Il s'annonçait décisif. Le débat d'entre-deux-tours de la primaire de la gauche n'aura pas déçu. Preuve, s'il en était encore besoin, que la formule de la joute télévisuelle fonctionne bien mieux à deux qu'à sept participants, le grand oral de mercredi soir a permis des débats de fond, détaillés. Si la "clarification" appelée de ses vœux par Manuel Valls avant l'événement a bien eu lieu, l'ancien Premier ministre et Benoît Hamon ont eu le bon goût de ne pas tomber dans l'invective –alors que certaines attaques dans les médias les jours précédents le laissaient craindre. Au final, par un savant jeu d'initiative et de surprise, c'est tout de même l'ancien ministre de l'Éducation qui s'est montré le plus convaincant.
Des divergences profondes. Les deux candidats sont apparus très bien préparés, à l'aise sur leurs dossiers. Les premiers échanges, qui tournaient autour du travail, ont ainsi permis de mettre en lumière leurs divergences, profondes et nombreuses, sur leur vision même de la société. Quand Benoît Hamon envisage une raréfaction des emplois et estime qu'il est donc nécessaire de repenser le temps de travail, Manuel Valls lui répond mutation des métiers et lui reproche d'abdiquer face au chômage. Complètement opposés sur la question du revenu universel, défendu par l'ancien ministre de l'Éducation et vigoureusement contesté par son ancien Premier ministre, les deux hommes se sont néanmoins rejoints sur la nécessité de proposer des choses nouvelles. "Je pense que nous devons faire preuve d'imagination et je ne reprocherai jamais à Benoît Hamon de réfléchir, d'ouvrir des champs", a ainsi reconnu Manuel Valls.
Valls le "présidentiable". Les deux hommes ont joué sur le créneau qui, jusqu'ici, leur a porté chance. Manuel Valls a misé encore et toujours la carte du sérieux et de la stature présidentielle. "Il ne s'agit pas de faire rêver, il s'agit de crédibilité", a-t-il ainsi lancé, estimant que "tout ce que propose [son adversaire] n'est pas possible sans augmentation des impôts, de la CSG ou du déficit et des dettes". Très ferme sur la question de la laïcité, qui "n'est pas un glaive mais un bouclier", l'ancien Premier ministre a aussi attaqué son concurrent sur la prorogation de l'état d'urgence, que Benoît Hamon n'a pas votée, et sur sa désolidarisation du gouvernement pour rejoindre les rangs des frondeurs. Et a rencontré, à chaque fois, une bonne ligne de défense bien préparée, petites punchlines à l'appui.
# # # #
▶ [Énoncé du problème] Extrayez de l'article sur le débat de la primaire le passage qui va de "Il s'annonçait décisif." jusqu'à "le plus convaincant.", sans rien y changer. Ces enregistrements proviennent d'une autre source.

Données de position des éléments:
# # # #
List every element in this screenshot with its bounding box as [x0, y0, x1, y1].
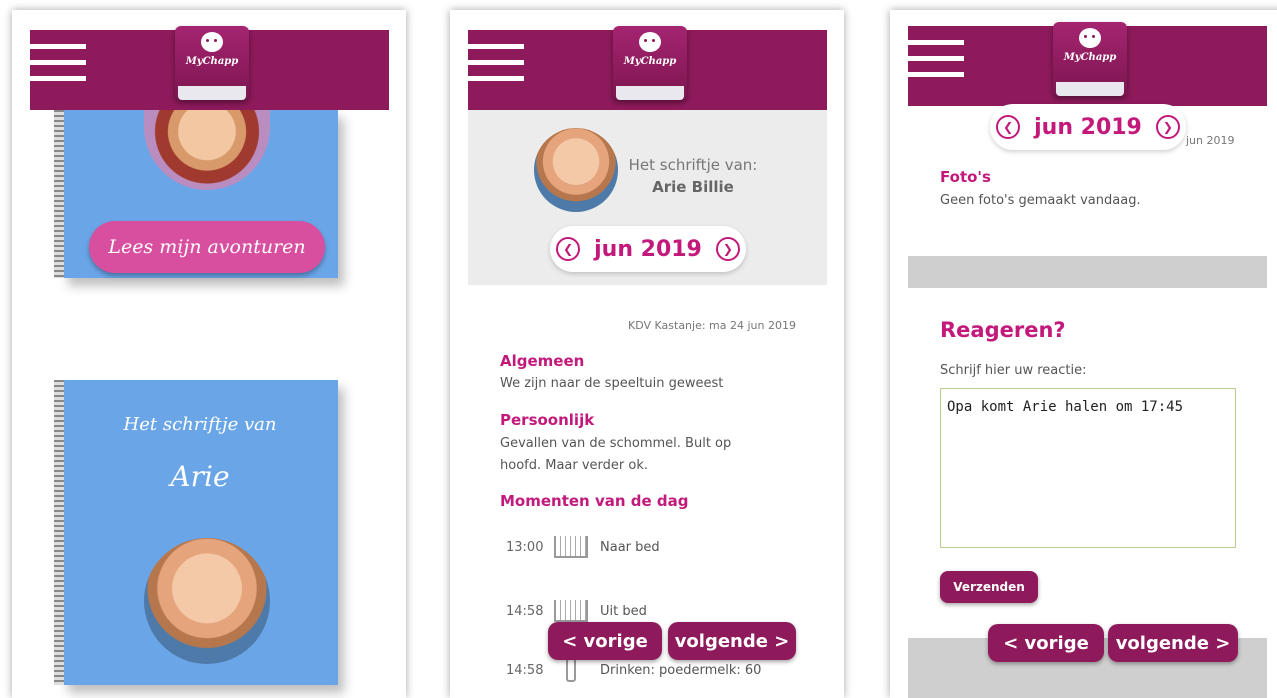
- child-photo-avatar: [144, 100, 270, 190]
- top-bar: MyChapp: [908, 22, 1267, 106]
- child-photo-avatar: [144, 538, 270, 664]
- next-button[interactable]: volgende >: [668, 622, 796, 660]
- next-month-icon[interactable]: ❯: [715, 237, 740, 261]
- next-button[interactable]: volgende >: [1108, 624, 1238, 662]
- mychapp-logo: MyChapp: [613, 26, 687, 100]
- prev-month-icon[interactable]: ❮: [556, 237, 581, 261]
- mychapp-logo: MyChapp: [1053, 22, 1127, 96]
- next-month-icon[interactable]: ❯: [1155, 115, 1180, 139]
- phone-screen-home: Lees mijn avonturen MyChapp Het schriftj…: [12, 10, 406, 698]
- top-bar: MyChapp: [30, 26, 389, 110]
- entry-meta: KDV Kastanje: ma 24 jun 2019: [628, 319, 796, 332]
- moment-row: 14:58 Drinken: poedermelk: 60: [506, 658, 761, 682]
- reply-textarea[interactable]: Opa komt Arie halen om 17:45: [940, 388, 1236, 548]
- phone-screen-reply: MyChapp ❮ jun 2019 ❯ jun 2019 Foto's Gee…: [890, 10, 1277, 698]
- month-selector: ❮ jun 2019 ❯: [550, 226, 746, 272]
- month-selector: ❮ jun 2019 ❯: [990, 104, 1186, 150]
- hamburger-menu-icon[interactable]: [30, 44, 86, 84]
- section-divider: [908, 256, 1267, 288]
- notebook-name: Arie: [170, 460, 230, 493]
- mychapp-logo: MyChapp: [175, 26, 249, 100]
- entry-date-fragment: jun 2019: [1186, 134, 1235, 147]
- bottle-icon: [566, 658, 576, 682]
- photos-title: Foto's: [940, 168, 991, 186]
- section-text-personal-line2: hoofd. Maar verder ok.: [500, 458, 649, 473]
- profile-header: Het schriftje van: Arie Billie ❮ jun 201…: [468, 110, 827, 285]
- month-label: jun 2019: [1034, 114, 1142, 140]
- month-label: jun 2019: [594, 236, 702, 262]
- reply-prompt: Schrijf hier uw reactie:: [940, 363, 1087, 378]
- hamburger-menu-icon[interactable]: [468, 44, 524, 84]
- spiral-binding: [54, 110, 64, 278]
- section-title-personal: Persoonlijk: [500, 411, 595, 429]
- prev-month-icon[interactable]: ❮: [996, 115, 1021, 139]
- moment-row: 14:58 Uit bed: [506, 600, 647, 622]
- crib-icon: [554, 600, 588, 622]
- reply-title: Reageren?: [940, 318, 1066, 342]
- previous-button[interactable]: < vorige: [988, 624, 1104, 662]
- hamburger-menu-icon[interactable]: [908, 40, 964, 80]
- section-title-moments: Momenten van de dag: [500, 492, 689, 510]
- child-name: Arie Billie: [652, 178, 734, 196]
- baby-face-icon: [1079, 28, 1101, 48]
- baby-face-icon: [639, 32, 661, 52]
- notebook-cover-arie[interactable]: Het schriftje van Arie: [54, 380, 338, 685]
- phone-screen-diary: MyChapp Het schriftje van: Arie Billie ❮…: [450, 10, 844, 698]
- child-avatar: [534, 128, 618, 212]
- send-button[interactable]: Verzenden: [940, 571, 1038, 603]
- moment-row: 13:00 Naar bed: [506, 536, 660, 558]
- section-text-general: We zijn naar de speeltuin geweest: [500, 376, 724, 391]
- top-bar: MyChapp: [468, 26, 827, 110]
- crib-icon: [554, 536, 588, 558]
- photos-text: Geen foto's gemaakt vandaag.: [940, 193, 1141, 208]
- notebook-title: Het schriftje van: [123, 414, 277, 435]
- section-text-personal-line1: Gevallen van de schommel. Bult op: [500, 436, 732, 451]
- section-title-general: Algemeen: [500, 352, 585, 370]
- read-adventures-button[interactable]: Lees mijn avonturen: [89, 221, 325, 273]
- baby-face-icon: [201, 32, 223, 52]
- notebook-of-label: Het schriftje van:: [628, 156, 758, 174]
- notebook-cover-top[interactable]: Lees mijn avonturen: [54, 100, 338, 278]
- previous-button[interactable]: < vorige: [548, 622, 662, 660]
# # # #
▶ [Réponse finale]
Il s'annonçait décisif. Le débat d'entre-deux-tours de la primaire de la gauche n'aura pas déçu. Preuve, s'il en était encore besoin, que la formule de la joute télévisuelle fonctionne bien mieux à deux qu'à sept participants, le grand oral de mercredi soir a permis des débats de fond, détaillés. Si la "clarification" appelée de ses vœux par Manuel Valls avant l'événement a bien eu lieu, l'ancien Premier ministre et Benoît Hamon ont eu le bon goût de ne pas tomber dans l'invective –alors que certaines attaques dans les médias les jours précédents le laissaient craindre. Au final, par un savant jeu d'initiative et de surprise, c'est tout de même l'ancien ministre de l'Éducation qui s'est montré le plus convaincant.